Task details:
Copy out the complete listing, word for word.

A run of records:
________
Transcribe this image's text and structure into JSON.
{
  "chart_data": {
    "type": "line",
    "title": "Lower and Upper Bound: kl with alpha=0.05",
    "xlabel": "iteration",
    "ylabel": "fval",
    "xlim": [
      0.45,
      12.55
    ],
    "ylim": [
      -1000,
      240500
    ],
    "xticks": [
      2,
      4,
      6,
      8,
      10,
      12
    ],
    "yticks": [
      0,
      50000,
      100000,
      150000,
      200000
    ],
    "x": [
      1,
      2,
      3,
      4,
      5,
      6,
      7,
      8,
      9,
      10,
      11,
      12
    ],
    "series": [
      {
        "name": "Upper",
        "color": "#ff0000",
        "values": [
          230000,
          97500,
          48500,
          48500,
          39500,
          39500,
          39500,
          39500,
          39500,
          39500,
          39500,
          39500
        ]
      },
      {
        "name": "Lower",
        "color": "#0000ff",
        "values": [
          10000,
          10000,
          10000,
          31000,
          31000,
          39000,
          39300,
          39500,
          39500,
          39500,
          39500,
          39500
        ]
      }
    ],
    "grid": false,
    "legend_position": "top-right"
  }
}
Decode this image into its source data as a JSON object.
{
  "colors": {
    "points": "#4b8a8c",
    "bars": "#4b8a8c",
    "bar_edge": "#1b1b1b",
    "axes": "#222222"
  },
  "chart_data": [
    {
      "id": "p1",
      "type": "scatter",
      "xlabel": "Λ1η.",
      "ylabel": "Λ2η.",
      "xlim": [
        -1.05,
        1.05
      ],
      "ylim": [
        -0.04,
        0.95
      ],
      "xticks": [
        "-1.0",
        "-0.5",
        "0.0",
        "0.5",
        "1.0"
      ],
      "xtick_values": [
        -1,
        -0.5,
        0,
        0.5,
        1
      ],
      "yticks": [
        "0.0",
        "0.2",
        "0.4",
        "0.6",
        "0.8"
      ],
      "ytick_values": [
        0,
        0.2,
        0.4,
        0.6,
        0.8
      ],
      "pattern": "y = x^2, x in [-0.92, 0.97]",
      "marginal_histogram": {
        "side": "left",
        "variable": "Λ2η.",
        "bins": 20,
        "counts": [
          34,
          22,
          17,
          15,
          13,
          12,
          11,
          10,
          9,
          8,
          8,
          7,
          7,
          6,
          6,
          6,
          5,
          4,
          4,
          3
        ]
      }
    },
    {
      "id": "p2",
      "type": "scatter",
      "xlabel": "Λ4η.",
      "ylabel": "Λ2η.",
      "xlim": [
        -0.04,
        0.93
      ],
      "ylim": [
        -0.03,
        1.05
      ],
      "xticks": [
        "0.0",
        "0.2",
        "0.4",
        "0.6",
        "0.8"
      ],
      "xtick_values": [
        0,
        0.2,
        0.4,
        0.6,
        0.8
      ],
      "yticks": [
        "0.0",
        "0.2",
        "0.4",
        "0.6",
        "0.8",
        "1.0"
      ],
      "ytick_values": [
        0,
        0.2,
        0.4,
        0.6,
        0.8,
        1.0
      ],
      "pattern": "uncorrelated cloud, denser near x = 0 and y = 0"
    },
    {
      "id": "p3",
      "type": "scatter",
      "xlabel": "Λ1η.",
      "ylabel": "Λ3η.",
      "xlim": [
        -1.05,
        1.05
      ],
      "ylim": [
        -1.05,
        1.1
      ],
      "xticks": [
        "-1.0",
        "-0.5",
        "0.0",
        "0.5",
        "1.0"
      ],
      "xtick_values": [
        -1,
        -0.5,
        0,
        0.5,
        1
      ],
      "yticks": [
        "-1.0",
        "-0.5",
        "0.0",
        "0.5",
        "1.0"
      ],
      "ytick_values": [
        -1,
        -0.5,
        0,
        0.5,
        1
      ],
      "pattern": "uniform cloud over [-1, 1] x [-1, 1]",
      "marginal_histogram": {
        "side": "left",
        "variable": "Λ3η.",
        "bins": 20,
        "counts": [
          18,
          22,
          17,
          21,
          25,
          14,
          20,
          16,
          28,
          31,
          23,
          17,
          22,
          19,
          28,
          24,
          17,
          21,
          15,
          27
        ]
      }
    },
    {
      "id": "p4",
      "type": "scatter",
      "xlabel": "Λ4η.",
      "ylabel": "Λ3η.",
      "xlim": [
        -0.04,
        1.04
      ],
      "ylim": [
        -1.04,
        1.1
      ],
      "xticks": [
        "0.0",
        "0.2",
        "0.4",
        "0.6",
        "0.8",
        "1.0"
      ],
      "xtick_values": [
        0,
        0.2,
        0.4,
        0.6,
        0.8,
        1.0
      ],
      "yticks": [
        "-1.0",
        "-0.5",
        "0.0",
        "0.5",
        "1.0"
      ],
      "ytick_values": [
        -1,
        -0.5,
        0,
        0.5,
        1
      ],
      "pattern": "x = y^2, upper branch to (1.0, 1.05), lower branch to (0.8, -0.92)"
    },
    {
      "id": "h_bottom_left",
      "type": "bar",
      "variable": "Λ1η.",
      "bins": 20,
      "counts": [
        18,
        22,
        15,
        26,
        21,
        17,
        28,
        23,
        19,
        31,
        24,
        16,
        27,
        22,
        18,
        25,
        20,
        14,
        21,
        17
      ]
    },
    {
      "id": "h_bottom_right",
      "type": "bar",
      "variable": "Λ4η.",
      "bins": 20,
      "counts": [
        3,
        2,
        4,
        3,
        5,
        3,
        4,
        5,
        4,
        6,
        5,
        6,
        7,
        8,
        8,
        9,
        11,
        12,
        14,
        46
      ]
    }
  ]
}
________
Exercise answer:
Transcribe this image's text and structure into JSON.
{
  "chart_data": {
    "type": "line",
    "title": "Lower and Upper Bound: kl with alpha=0.05",
    "xlabel": "iteration",
    "ylabel": "fval",
    "xlim": [
      0.45,
      12.55
    ],
    "ylim": [
      -1000,
      240500
    ],
    "xticks": [
      2,
      4,
      6,
      8,
      10,
      12
    ],
    "yticks": [
      0,
      50000,
      100000,
      150000,
      200000
    ],
    "x": [
      1,
      2,
      3,
      4,
      5,
      6,
      7,
      8,
      9,
      10,
      11,
      12
    ],
    "series": [
      {
        "name": "Upper",
        "color": "#ff0000",
        "values": [
          230000,
          97500,
          48500,
          48500,
          39500,
          39500,
          39500,
          39500,
          39500,
          39500,
          39500,
          39500
        ]
      },
      {
        "name": "Lower",
        "color": "#0000ff",
        "values": [
          10000,
          10000,
          10000,
          31000,
          31000,
          39000,
          39300,
          39500,
          39500,
          39500,
          39500,
          39500
        ]
      }
    ],
    "grid": false,
    "legend_position": "top-right"
  }
}
Decode this image into its source data as a JSON object.
{
  "colors": {
    "points": "#4b8a8c",
    "bars": "#4b8a8c",
    "bar_edge": "#1b1b1b",
    "axes": "#222222"
  },
  "chart_data": [
    {
      "id": "p1",
      "type": "scatter",
      "xlabel": "Λ1η.",
      "ylabel": "Λ2η.",
      "xlim": [
        -1.05,
        1.05
      ],
      "ylim": [
        -0.04,
        0.95
      ],
      "xticks": [
        "-1.0",
        "-0.5",
        "0.0",
        "0.5",
        "1.0"
      ],
      "xtick_values": [
        -1,
        -0.5,
        0,
        0.5,
        1
      ],
      "yticks": [
        "0.0",
        "0.2",
        "0.4",
        "0.6",
        "0.8"
      ],
      "ytick_values": [
        0,
        0.2,
        0.4,
        0.6,
        0.8
      ],
      "pattern": "y = x^2, x in [-0.92, 0.97]",
      "marginal_histogram": {
        "side": "left",
        "variable": "Λ2η.",
        "bins": 20,
        "counts": [
          34,
          22,
          17,
          15,
          13,
          12,
          11,
          10,
          9,
          8,
          8,
          7,
          7,
          6,
          6,
          6,
          5,
          4,
          4,
          3
        ]
      }
    },
    {
      "id": "p2",
      "type": "scatter",
      "xlabel": "Λ4η.",
      "ylabel": "Λ2η.",
      "xlim": [
        -0.04,
        0.93
      ],
      "ylim": [
        -0.03,
        1.05
      ],
      "xticks": [
        "0.0",
        "0.2",
        "0.4",
        "0.6",
        "0.8"
      ],
      "xtick_values": [
        0,
        0.2,
        0.4,
        0.6,
        0.8
      ],
      "yticks": [
        "0.0",
        "0.2",
        "0.4",
        "0.6",
        "0.8",
        "1.0"
      ],
      "ytick_values": [
        0,
        0.2,
        0.4,
        0.6,
        0.8,
        1.0
      ],
      "pattern": "uncorrelated cloud, denser near x = 0 and y = 0"
    },
    {
      "id": "p3",
      "type": "scatter",
      "xlabel": "Λ1η.",
      "ylabel": "Λ3η.",
      "xlim": [
        -1.05,
        1.05
      ],
      "ylim": [
        -1.05,
        1.1
      ],
      "xticks": [
        "-1.0",
        "-0.5",
        "0.0",
        "0.5",
        "1.0"
      ],
      "xtick_values": [
        -1,
        -0.5,
        0,
        0.5,
        1
      ],
      "yticks": [
        "-1.0",
        "-0.5",
        "0.0",
        "0.5",
        "1.0"
      ],
      "ytick_values": [
        -1,
        -0.5,
        0,
        0.5,
        1
      ],
      "pattern": "uniform cloud over [-1, 1] x [-1, 1]",
      "marginal_histogram": {
        "side": "left",
        "variable": "Λ3η.",
        "bins": 20,
        "counts": [
          18,
          22,
          17,
          21,
          25,
          14,
          20,
          16,
          28,
          31,
          23,
          17,
          22,
          19,
          28,
          24,
          17,
          21,
          15,
          27
        ]
      }
    },
    {
      "id": "p4",
      "type": "scatter",
      "xlabel": "Λ4η.",
      "ylabel": "Λ3η.",
      "xlim": [
        -0.04,
        1.04
      ],
      "ylim": [
        -1.04,
        1.1
      ],
      "xticks": [
        "0.0",
        "0.2",
        "0.4",
        "0.6",
        "0.8",
        "1.0"
      ],
      "xtick_values": [
        0,
        0.2,
        0.4,
        0.6,
        0.8,
        1.0
      ],
      "yticks": [
        "-1.0",
        "-0.5",
        "0.0",
        "0.5",
        "1.0"
      ],
      "ytick_values": [
        -1,
        -0.5,
        0,
        0.5,
        1
      ],
      "pattern": "x = y^2, upper branch to (1.0, 1.05), lower branch to (0.8, -0.92)"
    },
    {
      "id": "h_bottom_left",
      "type": "bar",
      "variable": "Λ1η.",
      "bins": 20,
      "counts": [
        18,
        22,
        15,
        26,
        21,
        17,
        28,
        23,
        19,
        31,
        24,
        16,
        27,
        22,
        18,
        25,
        20,
        14,
        21,
        17
      ]
    },
    {
      "id": "h_bottom_right",
      "type": "bar",
      "variable": "Λ4η.",
      "bins": 20,
      "counts": [
        3,
        2,
        4,
        3,
        5,
        3,
        4,
        5,
        4,
        6,
        5,
        6,
        7,
        8,
        8,
        9,
        11,
        12,
        14,
        46
      ]
    }
  ]
}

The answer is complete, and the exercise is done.